### WHAT NEEDS TO BE DONE
Below is a block of records: output all of them exactly and leave out the pictures.

── EXTRACTED RECORDS ──

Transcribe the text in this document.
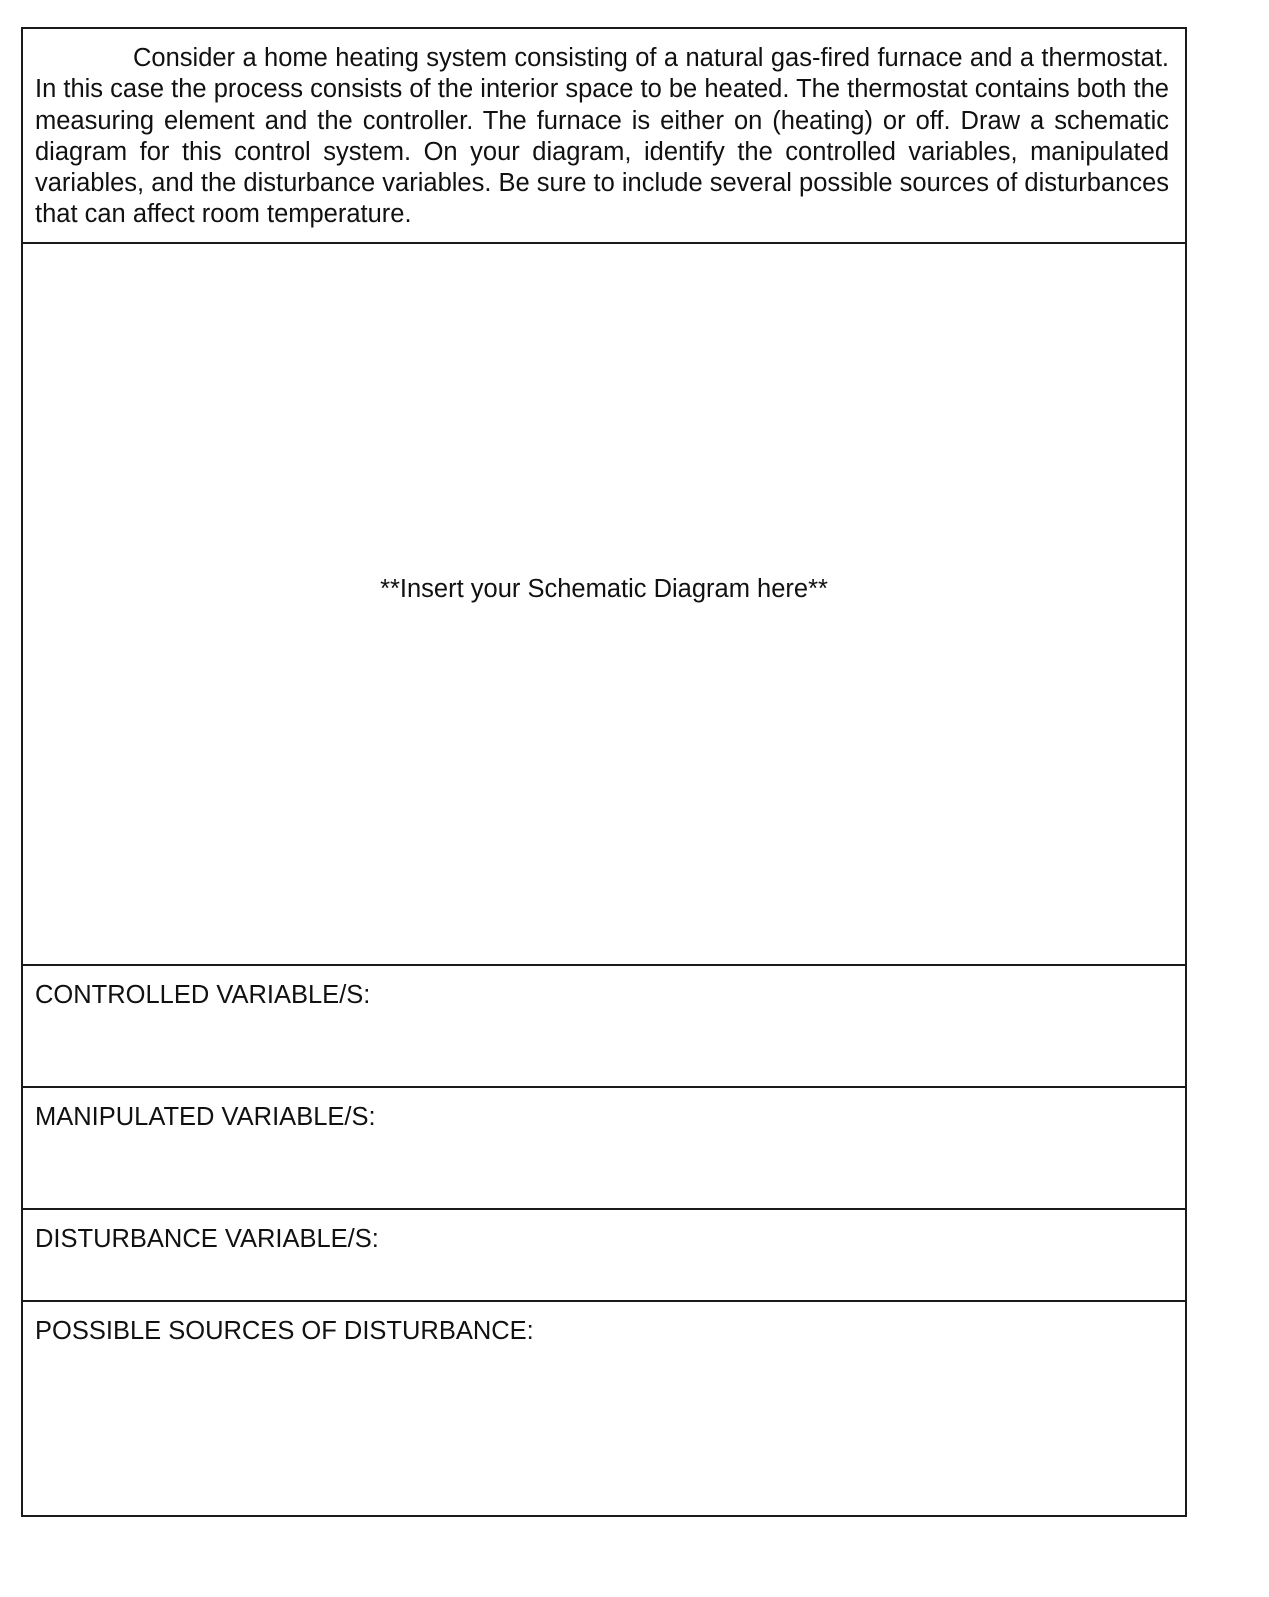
Consider a home heating system consisting of a natural gas-fired furnace and a thermostat. In this case the process consists of the interior space to be heated. The thermostat contains both the measuring element and the controller. The furnace is either on (heating) or off. Draw a schematic diagram for this control system. On your diagram, identify the controlled variables, manipulated variables, and the disturbance variables. Be sure to include several possible sources of disturbances that can affect room temperature.

**Insert your Schematic Diagram here**
CONTROLLED VARIABLE/S:
MANIPULATED VARIABLE/S:
DISTURBANCE VARIABLE/S:
POSSIBLE SOURCES OF DISTURBANCE:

───

### RESPONSE BELOW
Transcribe the text in this document.
Consider a home heating system consisting of a natural gas-fired furnace and a thermostat. In this case the process consists of the interior space to be heated. The thermostat contains both the measuring element and the controller. The furnace is either on (heating) or off. Draw a schematic diagram for this control system. On your diagram, identify the controlled variables, manipulated variables, and the disturbance variables. Be sure to include several possible sources of disturbances that can affect room temperature.

**Insert your Schematic Diagram here**
CONTROLLED VARIABLE/S:
MANIPULATED VARIABLE/S:
DISTURBANCE VARIABLE/S:
POSSIBLE SOURCES OF DISTURBANCE:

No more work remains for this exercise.